* _Set exercise_
Omit every picture and write out the rest of the records exactly.

* _Data provided_
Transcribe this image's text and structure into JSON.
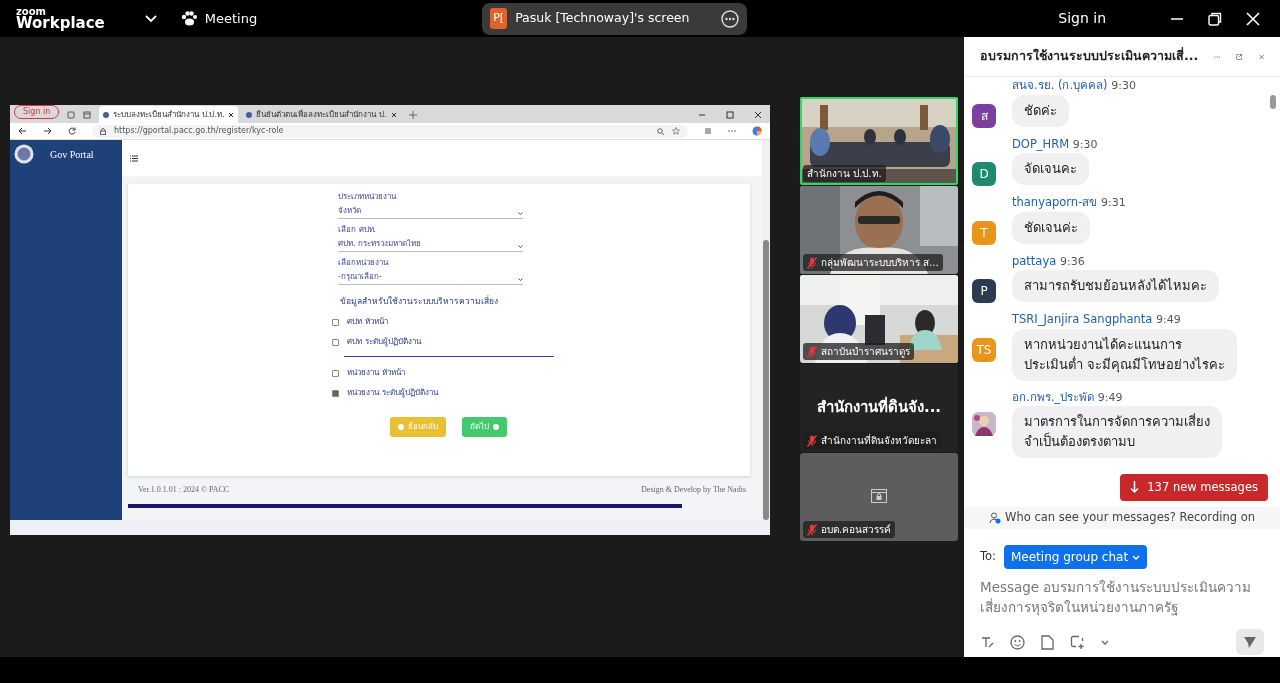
{
  "app": {
    "logo_top": "zoom",
    "logo_bottom": "Workplace",
    "meeting": "Meeting",
    "share_initial": "P[",
    "share_label": "Pasuk [Technoway]'s screen",
    "sign_in": "Sign in"
  },
  "shared_screen": {
    "browser": {
      "profile": "Sign in",
      "tabs": [
        {
          "title": "ระบบลงทะเบียนสำนักงาน ป.ป.ท.",
          "selected": true
        },
        {
          "title": "ยืนยันตัวตนเพื่อลงทะเบียนสำนักงาน ป.",
          "selected": false
        }
      ],
      "url": "https://gportal.pacc.go.th/register/kyc-role"
    },
    "portal": {
      "title": "Gov Portal",
      "fields": [
        {
          "label": "ประเภทหน่วยงาน",
          "value": "จังหวัด"
        },
        {
          "label": "เลือก ศปท.",
          "value": "ศปท. กระทรวงมหาดไทย"
        },
        {
          "label": "เลือกหน่วยงาน",
          "value": "-กรุณาเลือก-"
        }
      ],
      "section": "ข้อมูลสำหรับใช้งานระบบบริหารความเสี่ยง",
      "roles": [
        {
          "label": "ศปท หัวหน้า",
          "checked": false
        },
        {
          "label": "ศปท ระดับผู้ปฏิบัติงาน",
          "checked": false
        },
        {
          "label": "หน่วยงาน หัวหน้า",
          "checked": false
        },
        {
          "label": "หน่วยงาน ระดับผู้ปฏิบัติงาน",
          "checked": true
        }
      ],
      "buttons": [
        {
          "label": "ย้อนกลับ",
          "kind": "back"
        },
        {
          "label": "ถัดไป",
          "kind": "next"
        }
      ],
      "footer_left": "Ver.1.0.1.01 : 2024 © PACC",
      "footer_right": "Design & Develop by The Nadis"
    }
  },
  "participants": [
    {
      "name": "สำนักงาน ป.ป.ท.",
      "kind": "room",
      "muted": false,
      "speaking": true
    },
    {
      "name": "กลุ่มพัฒนาระบบบริหาร ส...",
      "kind": "person",
      "muted": true,
      "speaking": false
    },
    {
      "name": "สถาบันบำราศนราดูร",
      "kind": "office",
      "muted": true,
      "speaking": false
    },
    {
      "name": "สำนักงานที่ดินจังหวัดยะลา",
      "display": "สำนักงานที่ดินจัง...",
      "kind": "name_only",
      "muted": true,
      "speaking": false
    },
    {
      "name": "อบต.คอนสวรรค์",
      "kind": "locked",
      "muted": true,
      "speaking": false
    }
  ],
  "chat": {
    "title": "อบรมการใช้งานระบบประเมินความเสี่...",
    "messages": [
      {
        "sender": "สนจ.รย. (ก.บุคคล)",
        "time": "9:30",
        "initials": "ส",
        "color": "#7b3fa0",
        "lines": [
          "ชัดค่ะ"
        ]
      },
      {
        "sender": "DOP_HRM",
        "time": "9:30",
        "initials": "D",
        "color": "#1f8a70",
        "lines": [
          "จัดเจนคะ"
        ]
      },
      {
        "sender": "thanyaporn-สข",
        "time": "9:31",
        "initials": "T",
        "color": "#e8951a",
        "lines": [
          "ชัดเจนค่ะ"
        ]
      },
      {
        "sender": "pattaya",
        "time": "9:36",
        "initials": "P",
        "color": "#2b3c52",
        "lines": [
          "สามารถรับชมย้อนหลังได้ไหมคะ"
        ]
      },
      {
        "sender": "TSRI_Janjira Sangphanta",
        "time": "9:49",
        "initials": "TS",
        "color": "#e8951a",
        "lines": [
          "หากหน่วยงานได้คะแนนการ",
          "ประเมินต่ำ จะมีคุณมีโทษอย่างไรคะ"
        ]
      },
      {
        "sender": "อก.กพร._ประพัด",
        "time": "9:49",
        "kind": "picture",
        "lines": [
          "มาตรการในการจัดการความเสี่ยง",
          "จำเป็นต้องตรงตามบ"
        ]
      }
    ],
    "new_messages": "137 new messages",
    "privacy": "Who can see your messages? Recording on",
    "to_label": "To:",
    "recipient": "Meeting group chat",
    "placeholder": "Message อบรมการใช้งานระบบประเมินความเสี่ยงการหุจริตในหน่วยงานภาครัฐ"
  }
}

* _Finished answer_
Transcribe this image's text and structure into JSON.
{
  "app": {
    "logo_top": "zoom",
    "logo_bottom": "Workplace",
    "meeting": "Meeting",
    "share_initial": "P[",
    "share_label": "Pasuk [Technoway]'s screen",
    "sign_in": "Sign in"
  },
  "shared_screen": {
    "browser": {
      "profile": "Sign in",
      "tabs": [
        {
          "title": "ระบบลงทะเบียนสำนักงาน ป.ป.ท.",
          "selected": true
        },
        {
          "title": "ยืนยันตัวตนเพื่อลงทะเบียนสำนักงาน ป.",
          "selected": false
        }
      ],
      "url": "https://gportal.pacc.go.th/register/kyc-role"
    },
    "portal": {
      "title": "Gov Portal",
      "fields": [
        {
          "label": "ประเภทหน่วยงาน",
          "value": "จังหวัด"
        },
        {
          "label": "เลือก ศปท.",
          "value": "ศปท. กระทรวงมหาดไทย"
        },
        {
          "label": "เลือกหน่วยงาน",
          "value": "-กรุณาเลือก-"
        }
      ],
      "section": "ข้อมูลสำหรับใช้งานระบบบริหารความเสี่ยง",
      "roles": [
        {
          "label": "ศปท หัวหน้า",
          "checked": false
        },
        {
          "label": "ศปท ระดับผู้ปฏิบัติงาน",
          "checked": false
        },
        {
          "label": "หน่วยงาน หัวหน้า",
          "checked": false
        },
        {
          "label": "หน่วยงาน ระดับผู้ปฏิบัติงาน",
          "checked": true
        }
      ],
      "buttons": [
        {
          "label": "ย้อนกลับ",
          "kind": "back"
        },
        {
          "label": "ถัดไป",
          "kind": "next"
        }
      ],
      "footer_left": "Ver.1.0.1.01 : 2024 © PACC",
      "footer_right": "Design & Develop by The Nadis"
    }
  },
  "participants": [
    {
      "name": "สำนักงาน ป.ป.ท.",
      "kind": "room",
      "muted": false,
      "speaking": true
    },
    {
      "name": "กลุ่มพัฒนาระบบบริหาร ส...",
      "kind": "person",
      "muted": true,
      "speaking": false
    },
    {
      "name": "สถาบันบำราศนราดูร",
      "kind": "office",
      "muted": true,
      "speaking": false
    },
    {
      "name": "สำนักงานที่ดินจังหวัดยะลา",
      "display": "สำนักงานที่ดินจัง...",
      "kind": "name_only",
      "muted": true,
      "speaking": false
    },
    {
      "name": "อบต.คอนสวรรค์",
      "kind": "locked",
      "muted": true,
      "speaking": false
    }
  ],
  "chat": {
    "title": "อบรมการใช้งานระบบประเมินความเสี่...",
    "messages": [
      {
        "sender": "สนจ.รย. (ก.บุคคล)",
        "time": "9:30",
        "initials": "ส",
        "color": "#7b3fa0",
        "lines": [
          "ชัดค่ะ"
        ]
      },
      {
        "sender": "DOP_HRM",
        "time": "9:30",
        "initials": "D",
        "color": "#1f8a70",
        "lines": [
          "จัดเจนคะ"
        ]
      },
      {
        "sender": "thanyaporn-สข",
        "time": "9:31",
        "initials": "T",
        "color": "#e8951a",
        "lines": [
          "ชัดเจนค่ะ"
        ]
      },
      {
        "sender": "pattaya",
        "time": "9:36",
        "initials": "P",
        "color": "#2b3c52",
        "lines": [
          "สามารถรับชมย้อนหลังได้ไหมคะ"
        ]
      },
      {
        "sender": "TSRI_Janjira Sangphanta",
        "time": "9:49",
        "initials": "TS",
        "color": "#e8951a",
        "lines": [
          "หากหน่วยงานได้คะแนนการ",
          "ประเมินต่ำ จะมีคุณมีโทษอย่างไรคะ"
        ]
      },
      {
        "sender": "อก.กพร._ประพัด",
        "time": "9:49",
        "kind": "picture",
        "lines": [
          "มาตรการในการจัดการความเสี่ยง",
          "จำเป็นต้องตรงตามบ"
        ]
      }
    ],
    "new_messages": "137 new messages",
    "privacy": "Who can see your messages? Recording on",
    "to_label": "To:",
    "recipient": "Meeting group chat",
    "placeholder": "Message อบรมการใช้งานระบบประเมินความเสี่ยงการหุจริตในหน่วยงานภาครัฐ"
  }
}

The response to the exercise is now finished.